> [WHAT IS NEEDED]: Gather every line of the records that contains the string "tick", treating uppercase and lowercase as different.

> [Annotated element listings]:
══════════
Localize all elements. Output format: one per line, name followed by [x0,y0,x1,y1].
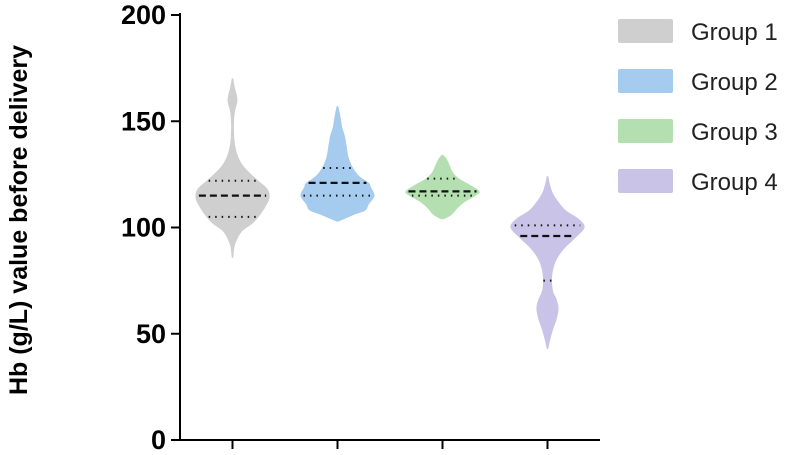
legend-item-1: Group 1 [618,19,778,46]
y-axis-title: Hb (g/L) value before delivery [5,45,33,395]
violin-body [300,105,375,222]
y-tick-label: 200 [121,0,166,30]
violin-group-2 [300,105,375,222]
legend-label: Group 3 [691,119,778,146]
legend-label: Group 4 [691,169,778,196]
legend-label: Group 1 [691,19,778,46]
violin-body [510,175,585,350]
y-tick-label: 0 [151,425,166,455]
violin-body [195,78,270,259]
y-tick-label: 50 [136,319,166,349]
legend-swatch [618,119,673,143]
violin-plot-area [195,78,585,350]
y-axis: 0 50 100 150 200 [121,0,181,455]
legend-label: Group 2 [691,69,778,96]
legend-item-2: Group 2 [618,69,778,96]
x-axis [180,439,600,449]
y-tick-label: 100 [121,213,166,243]
legend-item-3: Group 3 [618,119,778,146]
legend: Group 1 Group 2 Group 3 Group 4 [618,19,778,196]
violin-group-4 [510,175,585,350]
violin-group-1 [195,78,270,259]
y-tick-label: 150 [121,106,166,136]
legend-swatch [618,19,673,43]
legend-swatch [618,169,673,193]
violin-group-3 [405,154,480,220]
legend-swatch [618,69,673,93]
legend-item-4: Group 4 [618,169,778,196]
violin-body [405,154,480,220]
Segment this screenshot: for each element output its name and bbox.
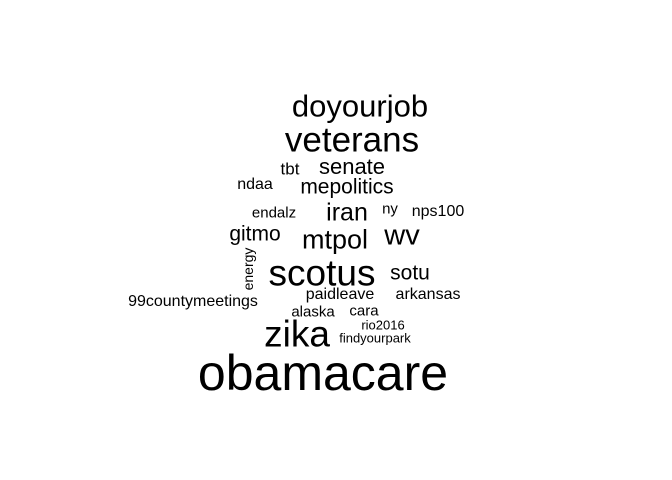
word-arkansas: arkansas (395, 286, 461, 303)
word-cara: cara (349, 302, 379, 320)
word-endalz: endalz (251, 204, 297, 222)
word-veterans: veterans (284, 120, 420, 160)
word-rio2016: rio2016 (361, 317, 405, 333)
word-iran: iran (326, 198, 368, 227)
word-obamacare: obamacare (197, 345, 449, 401)
word-mepolitics: mepolitics (300, 175, 394, 199)
word-nps100: nps100 (411, 203, 465, 220)
word-alaska: alaska (291, 303, 335, 321)
word-wv: wv (384, 219, 420, 252)
word-ny: ny (382, 200, 398, 218)
word-senate: senate (318, 154, 386, 179)
word-paidleave: paidleave (305, 286, 375, 303)
word-tbt: tbt (280, 159, 300, 179)
word-99countymeetings: 99countymeetings (128, 293, 258, 310)
word-energy: energy (240, 247, 256, 291)
word-findyourpark: findyourpark (339, 330, 411, 346)
word-mtpol: mtpol (301, 224, 369, 255)
word-gitmo: gitmo (229, 222, 281, 246)
word-sotu: sotu (390, 261, 430, 285)
word-scotus: scotus (268, 252, 376, 294)
word-zika: zika (264, 313, 330, 355)
word-ndaa: ndaa (237, 176, 273, 193)
word-doyourjob: doyourjob (291, 88, 429, 124)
══════════
> [WORKED SOLUTION]:
y-tick-label: 200 [121,0,166,30]
y-tick-label: 0 [151,425,166,455]
y-tick-label: 50 [136,319,166,349]
y-tick-label: 100 [121,213,166,243]
y-tick-label: 150 [121,106,166,136]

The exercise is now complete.